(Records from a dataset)
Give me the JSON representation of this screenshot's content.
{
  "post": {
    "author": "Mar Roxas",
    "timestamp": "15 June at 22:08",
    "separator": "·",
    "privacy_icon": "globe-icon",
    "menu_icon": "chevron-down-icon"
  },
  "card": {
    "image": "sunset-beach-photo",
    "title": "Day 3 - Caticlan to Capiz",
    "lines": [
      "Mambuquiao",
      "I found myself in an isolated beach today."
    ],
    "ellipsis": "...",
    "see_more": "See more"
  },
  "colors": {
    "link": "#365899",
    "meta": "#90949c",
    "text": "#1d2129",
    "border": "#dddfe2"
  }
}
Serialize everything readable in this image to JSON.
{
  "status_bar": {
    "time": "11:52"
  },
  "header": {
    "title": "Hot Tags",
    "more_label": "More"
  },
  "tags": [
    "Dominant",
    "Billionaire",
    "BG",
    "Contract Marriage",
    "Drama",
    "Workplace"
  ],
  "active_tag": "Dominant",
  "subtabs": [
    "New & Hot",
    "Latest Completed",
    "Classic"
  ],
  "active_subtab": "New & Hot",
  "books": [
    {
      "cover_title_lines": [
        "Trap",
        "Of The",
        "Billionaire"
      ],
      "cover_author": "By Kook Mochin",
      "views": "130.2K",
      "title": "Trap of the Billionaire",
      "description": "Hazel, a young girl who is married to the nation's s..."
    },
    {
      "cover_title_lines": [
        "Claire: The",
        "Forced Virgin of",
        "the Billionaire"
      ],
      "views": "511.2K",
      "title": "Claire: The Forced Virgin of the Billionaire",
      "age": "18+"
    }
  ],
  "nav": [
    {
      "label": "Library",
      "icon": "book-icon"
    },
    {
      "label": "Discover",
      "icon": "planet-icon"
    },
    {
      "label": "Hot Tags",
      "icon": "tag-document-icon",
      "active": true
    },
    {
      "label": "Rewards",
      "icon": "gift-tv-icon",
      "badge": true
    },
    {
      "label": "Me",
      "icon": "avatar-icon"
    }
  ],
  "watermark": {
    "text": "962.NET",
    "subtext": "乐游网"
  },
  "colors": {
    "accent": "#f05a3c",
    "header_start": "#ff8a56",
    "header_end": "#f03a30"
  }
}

● **Work instructions**
From the listing above, extract all records word for word.

● **Full output**
Give me the JSON representation of this screenshot's content.
{
  "post": {
    "author": "Mar Roxas",
    "timestamp": "15 June at 22:08",
    "separator": "·",
    "privacy_icon": "globe-icon",
    "menu_icon": "chevron-down-icon"
  },
  "card": {
    "image": "sunset-beach-photo",
    "title": "Day 3 - Caticlan to Capiz",
    "lines": [
      "Mambuquiao",
      "I found myself in an isolated beach today."
    ],
    "ellipsis": "...",
    "see_more": "See more"
  },
  "colors": {
    "link": "#365899",
    "meta": "#90949c",
    "text": "#1d2129",
    "border": "#dddfe2"
  }
}
Serialize everything readable in this image to JSON.
{
  "status_bar": {
    "time": "11:52"
  },
  "header": {
    "title": "Hot Tags",
    "more_label": "More"
  },
  "tags": [
    "Dominant",
    "Billionaire",
    "BG",
    "Contract Marriage",
    "Drama",
    "Workplace"
  ],
  "active_tag": "Dominant",
  "subtabs": [
    "New & Hot",
    "Latest Completed",
    "Classic"
  ],
  "active_subtab": "New & Hot",
  "books": [
    {
      "cover_title_lines": [
        "Trap",
        "Of The",
        "Billionaire"
      ],
      "cover_author": "By Kook Mochin",
      "views": "130.2K",
      "title": "Trap of the Billionaire",
      "description": "Hazel, a young girl who is married to the nation's s..."
    },
    {
      "cover_title_lines": [
        "Claire: The",
        "Forced Virgin of",
        "the Billionaire"
      ],
      "views": "511.2K",
      "title": "Claire: The Forced Virgin of the Billionaire",
      "age": "18+"
    }
  ],
  "nav": [
    {
      "label": "Library",
      "icon": "book-icon"
    },
    {
      "label": "Discover",
      "icon": "planet-icon"
    },
    {
      "label": "Hot Tags",
      "icon": "tag-document-icon",
      "active": true
    },
    {
      "label": "Rewards",
      "icon": "gift-tv-icon",
      "badge": true
    },
    {
      "label": "Me",
      "icon": "avatar-icon"
    }
  ],
  "watermark": {
    "text": "962.NET",
    "subtext": "乐游网"
  },
  "colors": {
    "accent": "#f05a3c",
    "header_start": "#ff8a56",
    "header_end": "#f03a30"
  }
}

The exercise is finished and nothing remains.